EXTRACTED RECORDS
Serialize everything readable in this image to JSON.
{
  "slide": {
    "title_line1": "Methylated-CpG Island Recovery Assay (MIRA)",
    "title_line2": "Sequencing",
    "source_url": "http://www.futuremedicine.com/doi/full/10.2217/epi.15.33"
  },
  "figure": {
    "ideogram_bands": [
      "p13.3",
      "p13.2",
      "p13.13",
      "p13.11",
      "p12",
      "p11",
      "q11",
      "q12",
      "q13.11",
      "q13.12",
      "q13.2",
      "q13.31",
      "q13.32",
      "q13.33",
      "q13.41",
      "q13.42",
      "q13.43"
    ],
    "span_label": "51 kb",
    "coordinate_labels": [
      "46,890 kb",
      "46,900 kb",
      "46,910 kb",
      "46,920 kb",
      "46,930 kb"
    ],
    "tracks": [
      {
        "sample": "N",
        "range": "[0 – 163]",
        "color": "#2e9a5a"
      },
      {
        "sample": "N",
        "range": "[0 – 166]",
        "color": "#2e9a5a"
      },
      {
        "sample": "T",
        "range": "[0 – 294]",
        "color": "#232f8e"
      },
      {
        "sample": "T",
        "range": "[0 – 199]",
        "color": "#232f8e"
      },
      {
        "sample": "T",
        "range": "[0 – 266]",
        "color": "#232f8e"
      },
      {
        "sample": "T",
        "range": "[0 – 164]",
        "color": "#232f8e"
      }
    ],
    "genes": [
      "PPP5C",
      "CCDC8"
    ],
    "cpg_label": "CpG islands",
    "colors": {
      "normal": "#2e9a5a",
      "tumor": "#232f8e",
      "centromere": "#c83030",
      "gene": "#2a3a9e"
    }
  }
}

==

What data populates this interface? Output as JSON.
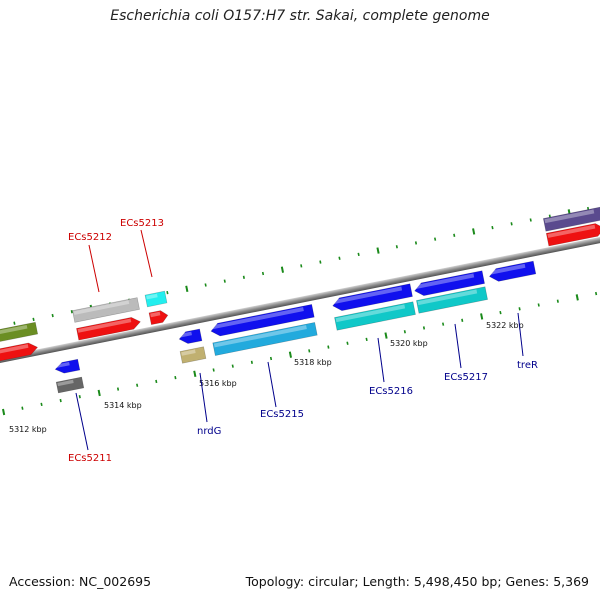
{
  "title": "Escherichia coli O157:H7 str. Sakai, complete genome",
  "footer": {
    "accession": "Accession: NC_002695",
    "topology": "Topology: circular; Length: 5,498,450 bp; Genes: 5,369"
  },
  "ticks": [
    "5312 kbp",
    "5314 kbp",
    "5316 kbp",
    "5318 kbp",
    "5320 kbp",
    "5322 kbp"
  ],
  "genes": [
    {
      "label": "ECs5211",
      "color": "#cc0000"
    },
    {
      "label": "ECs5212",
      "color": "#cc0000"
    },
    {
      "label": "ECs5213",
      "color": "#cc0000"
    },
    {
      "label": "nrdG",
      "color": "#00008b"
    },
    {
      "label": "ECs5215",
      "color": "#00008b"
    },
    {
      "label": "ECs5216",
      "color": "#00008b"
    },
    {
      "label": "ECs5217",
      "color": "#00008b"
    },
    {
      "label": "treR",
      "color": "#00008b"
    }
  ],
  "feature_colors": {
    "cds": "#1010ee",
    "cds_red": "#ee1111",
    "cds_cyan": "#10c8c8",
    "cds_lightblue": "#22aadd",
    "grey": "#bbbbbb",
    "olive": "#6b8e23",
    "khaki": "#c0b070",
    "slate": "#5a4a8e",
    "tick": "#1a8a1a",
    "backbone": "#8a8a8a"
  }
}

TASK ITEM
Look through the listing above. Pick out each line with "this" and copy it.

TASK RESPONSE
Serialize everything readable in this image to JSON.
What data populates this interface? Output as JSON.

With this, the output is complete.